=== Record list ===
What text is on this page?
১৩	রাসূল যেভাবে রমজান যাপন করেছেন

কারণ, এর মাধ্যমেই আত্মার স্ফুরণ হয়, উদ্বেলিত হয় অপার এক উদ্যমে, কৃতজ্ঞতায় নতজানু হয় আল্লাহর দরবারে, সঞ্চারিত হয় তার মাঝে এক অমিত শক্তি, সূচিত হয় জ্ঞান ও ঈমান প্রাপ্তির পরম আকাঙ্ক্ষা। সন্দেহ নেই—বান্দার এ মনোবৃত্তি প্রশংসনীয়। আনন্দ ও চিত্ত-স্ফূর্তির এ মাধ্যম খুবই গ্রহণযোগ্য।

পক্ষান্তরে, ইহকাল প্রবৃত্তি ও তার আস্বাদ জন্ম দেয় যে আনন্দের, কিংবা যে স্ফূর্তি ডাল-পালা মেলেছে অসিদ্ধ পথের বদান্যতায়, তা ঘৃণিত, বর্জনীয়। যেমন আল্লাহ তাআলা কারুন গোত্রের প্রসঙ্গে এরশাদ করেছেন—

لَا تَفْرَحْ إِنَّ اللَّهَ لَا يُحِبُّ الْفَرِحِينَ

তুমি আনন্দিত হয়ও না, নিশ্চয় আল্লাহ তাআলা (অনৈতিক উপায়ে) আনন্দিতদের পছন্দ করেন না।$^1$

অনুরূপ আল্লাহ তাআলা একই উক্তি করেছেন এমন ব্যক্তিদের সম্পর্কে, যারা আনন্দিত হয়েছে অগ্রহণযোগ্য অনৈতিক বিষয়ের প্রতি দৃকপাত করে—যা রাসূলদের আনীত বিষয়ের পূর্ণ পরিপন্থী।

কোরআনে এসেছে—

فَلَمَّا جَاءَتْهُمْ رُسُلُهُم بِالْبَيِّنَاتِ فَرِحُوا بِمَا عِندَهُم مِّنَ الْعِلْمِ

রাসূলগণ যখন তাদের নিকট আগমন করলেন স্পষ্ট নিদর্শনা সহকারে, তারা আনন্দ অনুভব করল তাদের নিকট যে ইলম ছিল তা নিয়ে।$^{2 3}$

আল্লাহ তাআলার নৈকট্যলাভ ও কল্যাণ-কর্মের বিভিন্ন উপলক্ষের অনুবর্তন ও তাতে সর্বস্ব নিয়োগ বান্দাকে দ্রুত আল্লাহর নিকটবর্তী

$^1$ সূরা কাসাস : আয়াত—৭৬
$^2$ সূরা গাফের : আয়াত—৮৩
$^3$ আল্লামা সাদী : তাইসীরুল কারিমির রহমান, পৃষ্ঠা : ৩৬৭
===
Instruction: Write every record out again, unaltered.

Solution to the exercise:
What text is on this page?
১৩	রাসূল যেভাবে রমজান যাপন করেছেন

কারণ, এর মাধ্যমেই আত্মার স্ফুরণ হয়, উদ্বেলিত হয় অপার এক উদ্যমে, কৃতজ্ঞতায় নতজানু হয় আল্লাহর দরবারে, সঞ্চারিত হয় তার মাঝে এক অমিত শক্তি, সূচিত হয় জ্ঞান ও ঈমান প্রাপ্তির পরম আকাঙ্ক্ষা। সন্দেহ নেই—বান্দার এ মনোবৃত্তি প্রশংসনীয়। আনন্দ ও চিত্ত-স্ফূর্তির এ মাধ্যম খুবই গ্রহণযোগ্য।

পক্ষান্তরে, ইহকাল প্রবৃত্তি ও তার আস্বাদ জন্ম দেয় যে আনন্দের, কিংবা যে স্ফূর্তি ডাল-পালা মেলেছে অসিদ্ধ পথের বদান্যতায়, তা ঘৃণিত, বর্জনীয়। যেমন আল্লাহ তাআলা কারুন গোত্রের প্রসঙ্গে এরশাদ করেছেন—

لَا تَفْرَحْ إِنَّ اللَّهَ لَا يُحِبُّ الْفَرِحِينَ

তুমি আনন্দিত হয়ও না, নিশ্চয় আল্লাহ তাআলা (অনৈতিক উপায়ে) আনন্দিতদের পছন্দ করেন না।$^1$

অনুরূপ আল্লাহ তাআলা একই উক্তি করেছেন এমন ব্যক্তিদের সম্পর্কে, যারা আনন্দিত হয়েছে অগ্রহণযোগ্য অনৈতিক বিষয়ের প্রতি দৃকপাত করে—যা রাসূলদের আনীত বিষয়ের পূর্ণ পরিপন্থী।

কোরআনে এসেছে—

فَلَمَّا جَاءَتْهُمْ رُسُلُهُم بِالْبَيِّنَاتِ فَرِحُوا بِمَا عِندَهُم مِّنَ الْعِلْمِ

রাসূলগণ যখন তাদের নিকট আগমন করলেন স্পষ্ট নিদর্শনা সহকারে, তারা আনন্দ অনুভব করল তাদের নিকট যে ইলম ছিল তা নিয়ে।$^{2 3}$

আল্লাহ তাআলার নৈকট্যলাভ ও কল্যাণ-কর্মের বিভিন্ন উপলক্ষের অনুবর্তন ও তাতে সর্বস্ব নিয়োগ বান্দাকে দ্রুত আল্লাহর নিকটবর্তী

$^1$ সূরা কাসাস : আয়াত—৭৬
$^2$ সূরা গাফের : আয়াত—৮৩
$^3$ আল্লামা সাদী : তাইসীরুল কারিমির রহমান, পৃষ্ঠা : ৩৬৭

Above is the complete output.